• [Problem 1]:
Name every actor the film summary lists under "Starring."

• [Extract provided]:

- Theatrical release poster
- Directed by: Mariana Chenillo
- Written by: Mariana Chenillo Ari Brickman
- Produced by: Pablo Garcia Gatterer Alejandro Mares Aura Santamaria
- Starring: Ari Brickman Bárbara Mori José María de Tavira
- Cinematography: Alejandro Cantú
- Music by: Ari Brickman
- Production company: Tigre Pictures
- Distributed by: Distribución Cinépolis
- Release dates: October 31, 2020 (FICM); April 22, 2021 (Mexico);
- Running time: 110 minutes
- Country: Mexico
- Language: Spanish
- Box office: $80,703

= All That Is Invisible =

All That Is Invisible (Spanish: Todo lo invisible) is a 2020 Mexican comedy-drama film directed by Mariana Chenillo and written by Chenillo & Ari Brickman. Starring Ari Brickman, Bárbara Mori and José María de Tavira. It premiered internationally at the 18th Morelia International Film Festival where it was nominated for Best Mexican Feature Film.

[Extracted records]
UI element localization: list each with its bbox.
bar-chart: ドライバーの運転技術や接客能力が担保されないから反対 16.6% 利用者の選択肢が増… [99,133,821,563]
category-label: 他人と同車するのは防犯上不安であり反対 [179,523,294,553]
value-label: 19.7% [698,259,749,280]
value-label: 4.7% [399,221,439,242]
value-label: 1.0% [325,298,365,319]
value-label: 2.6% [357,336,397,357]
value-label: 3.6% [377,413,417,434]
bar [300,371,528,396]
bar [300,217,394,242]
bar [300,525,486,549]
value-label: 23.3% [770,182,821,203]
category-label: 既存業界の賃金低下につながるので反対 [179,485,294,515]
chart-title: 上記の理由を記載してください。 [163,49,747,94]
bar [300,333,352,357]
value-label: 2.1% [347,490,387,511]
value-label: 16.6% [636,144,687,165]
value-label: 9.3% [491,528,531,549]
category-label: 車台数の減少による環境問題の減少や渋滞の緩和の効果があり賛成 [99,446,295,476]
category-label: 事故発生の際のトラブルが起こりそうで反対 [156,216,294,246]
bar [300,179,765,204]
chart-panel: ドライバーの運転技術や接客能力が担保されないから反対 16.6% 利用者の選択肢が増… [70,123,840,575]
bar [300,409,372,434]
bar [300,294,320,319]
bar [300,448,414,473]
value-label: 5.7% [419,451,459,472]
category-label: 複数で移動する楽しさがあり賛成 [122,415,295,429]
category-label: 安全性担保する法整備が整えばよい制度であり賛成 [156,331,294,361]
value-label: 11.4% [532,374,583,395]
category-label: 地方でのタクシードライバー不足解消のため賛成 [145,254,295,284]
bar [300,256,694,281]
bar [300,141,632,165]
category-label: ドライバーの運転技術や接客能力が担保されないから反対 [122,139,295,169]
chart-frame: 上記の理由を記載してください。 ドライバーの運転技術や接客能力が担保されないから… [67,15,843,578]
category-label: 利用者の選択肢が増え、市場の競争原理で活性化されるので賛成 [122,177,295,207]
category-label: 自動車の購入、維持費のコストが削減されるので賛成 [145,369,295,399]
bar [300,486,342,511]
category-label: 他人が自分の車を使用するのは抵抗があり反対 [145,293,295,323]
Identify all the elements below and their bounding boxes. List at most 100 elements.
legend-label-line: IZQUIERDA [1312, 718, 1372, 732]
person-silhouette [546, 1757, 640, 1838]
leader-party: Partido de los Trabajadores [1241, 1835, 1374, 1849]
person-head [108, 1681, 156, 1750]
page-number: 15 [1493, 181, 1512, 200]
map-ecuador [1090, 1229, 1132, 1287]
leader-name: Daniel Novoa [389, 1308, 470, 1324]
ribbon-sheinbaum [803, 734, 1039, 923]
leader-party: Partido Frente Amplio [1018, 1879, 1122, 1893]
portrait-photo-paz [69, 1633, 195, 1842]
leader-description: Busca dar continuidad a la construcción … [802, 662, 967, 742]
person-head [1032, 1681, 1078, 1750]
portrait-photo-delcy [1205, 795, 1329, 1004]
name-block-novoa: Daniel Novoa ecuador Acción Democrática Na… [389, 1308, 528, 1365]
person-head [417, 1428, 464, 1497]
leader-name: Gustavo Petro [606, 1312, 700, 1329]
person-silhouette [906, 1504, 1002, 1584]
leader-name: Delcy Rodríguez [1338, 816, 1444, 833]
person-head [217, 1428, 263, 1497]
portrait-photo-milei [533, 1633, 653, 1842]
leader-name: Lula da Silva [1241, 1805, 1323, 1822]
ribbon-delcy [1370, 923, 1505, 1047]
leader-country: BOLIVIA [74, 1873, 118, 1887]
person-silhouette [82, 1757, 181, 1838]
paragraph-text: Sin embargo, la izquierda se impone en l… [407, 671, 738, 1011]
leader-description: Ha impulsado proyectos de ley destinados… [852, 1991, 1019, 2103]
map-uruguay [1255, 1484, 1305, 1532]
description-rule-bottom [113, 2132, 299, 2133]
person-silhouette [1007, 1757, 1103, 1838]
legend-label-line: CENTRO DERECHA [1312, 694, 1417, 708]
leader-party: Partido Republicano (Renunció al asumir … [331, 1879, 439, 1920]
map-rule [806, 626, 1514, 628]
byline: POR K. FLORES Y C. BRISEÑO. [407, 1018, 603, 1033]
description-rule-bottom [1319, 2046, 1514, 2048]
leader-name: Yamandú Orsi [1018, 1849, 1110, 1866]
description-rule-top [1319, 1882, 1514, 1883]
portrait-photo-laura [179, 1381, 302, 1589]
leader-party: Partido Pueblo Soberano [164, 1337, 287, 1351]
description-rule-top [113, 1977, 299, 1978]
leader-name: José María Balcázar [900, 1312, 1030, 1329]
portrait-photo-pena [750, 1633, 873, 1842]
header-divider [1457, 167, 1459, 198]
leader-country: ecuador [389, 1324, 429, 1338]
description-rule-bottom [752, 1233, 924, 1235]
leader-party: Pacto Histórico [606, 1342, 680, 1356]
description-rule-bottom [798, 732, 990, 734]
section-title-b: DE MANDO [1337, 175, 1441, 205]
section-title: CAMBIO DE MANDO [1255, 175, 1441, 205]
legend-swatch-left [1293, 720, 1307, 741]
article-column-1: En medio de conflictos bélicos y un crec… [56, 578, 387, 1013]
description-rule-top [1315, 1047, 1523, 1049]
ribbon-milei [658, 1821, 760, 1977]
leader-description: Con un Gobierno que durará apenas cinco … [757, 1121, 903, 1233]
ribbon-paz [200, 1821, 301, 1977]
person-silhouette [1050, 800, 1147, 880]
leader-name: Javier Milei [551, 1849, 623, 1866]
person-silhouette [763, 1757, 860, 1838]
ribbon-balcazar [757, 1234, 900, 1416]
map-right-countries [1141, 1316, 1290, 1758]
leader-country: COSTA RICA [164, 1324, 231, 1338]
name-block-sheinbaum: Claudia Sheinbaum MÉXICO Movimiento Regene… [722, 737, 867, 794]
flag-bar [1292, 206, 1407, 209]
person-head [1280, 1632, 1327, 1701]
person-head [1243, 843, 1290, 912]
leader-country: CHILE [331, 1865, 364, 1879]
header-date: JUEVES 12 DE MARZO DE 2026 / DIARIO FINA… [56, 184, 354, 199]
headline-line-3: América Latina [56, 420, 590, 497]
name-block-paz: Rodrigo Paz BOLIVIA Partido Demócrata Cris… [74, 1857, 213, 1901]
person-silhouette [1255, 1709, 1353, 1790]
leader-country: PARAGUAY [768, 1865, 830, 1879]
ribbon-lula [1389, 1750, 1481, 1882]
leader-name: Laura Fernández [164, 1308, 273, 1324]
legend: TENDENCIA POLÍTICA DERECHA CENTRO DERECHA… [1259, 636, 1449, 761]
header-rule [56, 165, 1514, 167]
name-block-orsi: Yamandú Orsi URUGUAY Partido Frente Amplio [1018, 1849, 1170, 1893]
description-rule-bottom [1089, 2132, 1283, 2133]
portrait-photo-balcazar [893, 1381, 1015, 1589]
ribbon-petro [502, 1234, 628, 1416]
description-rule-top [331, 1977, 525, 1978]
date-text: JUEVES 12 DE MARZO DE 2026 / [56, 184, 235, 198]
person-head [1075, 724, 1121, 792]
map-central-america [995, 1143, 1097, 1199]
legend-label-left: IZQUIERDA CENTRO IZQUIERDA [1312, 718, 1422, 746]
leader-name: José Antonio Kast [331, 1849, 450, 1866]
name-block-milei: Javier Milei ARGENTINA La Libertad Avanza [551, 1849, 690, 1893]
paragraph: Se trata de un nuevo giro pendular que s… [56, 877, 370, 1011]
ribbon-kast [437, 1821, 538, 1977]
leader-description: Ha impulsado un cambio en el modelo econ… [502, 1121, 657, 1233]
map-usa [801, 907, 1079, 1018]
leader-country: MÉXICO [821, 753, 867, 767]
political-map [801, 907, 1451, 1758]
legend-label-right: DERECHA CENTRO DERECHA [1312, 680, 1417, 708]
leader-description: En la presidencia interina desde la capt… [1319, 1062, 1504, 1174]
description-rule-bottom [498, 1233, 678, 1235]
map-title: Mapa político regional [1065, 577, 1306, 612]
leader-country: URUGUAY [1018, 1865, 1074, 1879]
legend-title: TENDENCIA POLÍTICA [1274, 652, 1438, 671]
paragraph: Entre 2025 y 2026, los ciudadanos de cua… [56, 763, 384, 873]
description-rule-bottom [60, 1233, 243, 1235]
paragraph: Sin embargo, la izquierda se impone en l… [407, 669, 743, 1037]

• [Problem 2]:
Repeat the listing from its first line through the line containing "legend-label-line: IZQUIERDA [1312, 718, 1372, 732]", both included.

• [Task solution 1]:
Ari Brickman, Bárbara Mori, José María de Tavira

• [Task solution 2]:
UI element localization: list each with its bbox.
bar-chart: ドライバーの運転技術や接客能力が担保されないから反対 16.6% 利用者の選択肢が増… [99,133,821,563]
category-label: 他人と同車するのは防犯上不安であり反対 [179,523,294,553]
value-label: 19.7% [698,259,749,280]
value-label: 4.7% [399,221,439,242]
value-label: 1.0% [325,298,365,319]
value-label: 2.6% [357,336,397,357]
value-label: 3.6% [377,413,417,434]
bar [300,371,528,396]
bar [300,217,394,242]
bar [300,525,486,549]
value-label: 23.3% [770,182,821,203]
category-label: 既存業界の賃金低下につながるので反対 [179,485,294,515]
chart-title: 上記の理由を記載してください。 [163,49,747,94]
bar [300,333,352,357]
value-label: 2.1% [347,490,387,511]
value-label: 16.6% [636,144,687,165]
value-label: 9.3% [491,528,531,549]
category-label: 車台数の減少による環境問題の減少や渋滞の緩和の効果があり賛成 [99,446,295,476]
category-label: 事故発生の際のトラブルが起こりそうで反対 [156,216,294,246]
bar [300,179,765,204]
chart-panel: ドライバーの運転技術や接客能力が担保されないから反対 16.6% 利用者の選択肢が増… [70,123,840,575]
bar [300,409,372,434]
bar [300,294,320,319]
bar [300,448,414,473]
value-label: 5.7% [419,451,459,472]
category-label: 複数で移動する楽しさがあり賛成 [122,415,295,429]
category-label: 安全性担保する法整備が整えばよい制度であり賛成 [156,331,294,361]
value-label: 11.4% [532,374,583,395]
category-label: 地方でのタクシードライバー不足解消のため賛成 [145,254,295,284]
bar [300,256,694,281]
bar [300,141,632,165]
category-label: ドライバーの運転技術や接客能力が担保されないから反対 [122,139,295,169]
chart-frame: 上記の理由を記載してください。 ドライバーの運転技術や接客能力が担保されないから… [67,15,843,578]
category-label: 利用者の選択肢が増え、市場の競争原理で活性化されるので賛成 [122,177,295,207]
category-label: 自動車の購入、維持費のコストが削減されるので賛成 [145,369,295,399]
bar [300,486,342,511]
category-label: 他人が自分の車を使用するのは抵抗があり反対 [145,293,295,323]
Identify all the elements below and their bounding boxes. List at most 100 elements.
legend-label-line: IZQUIERDA [1312, 718, 1372, 732]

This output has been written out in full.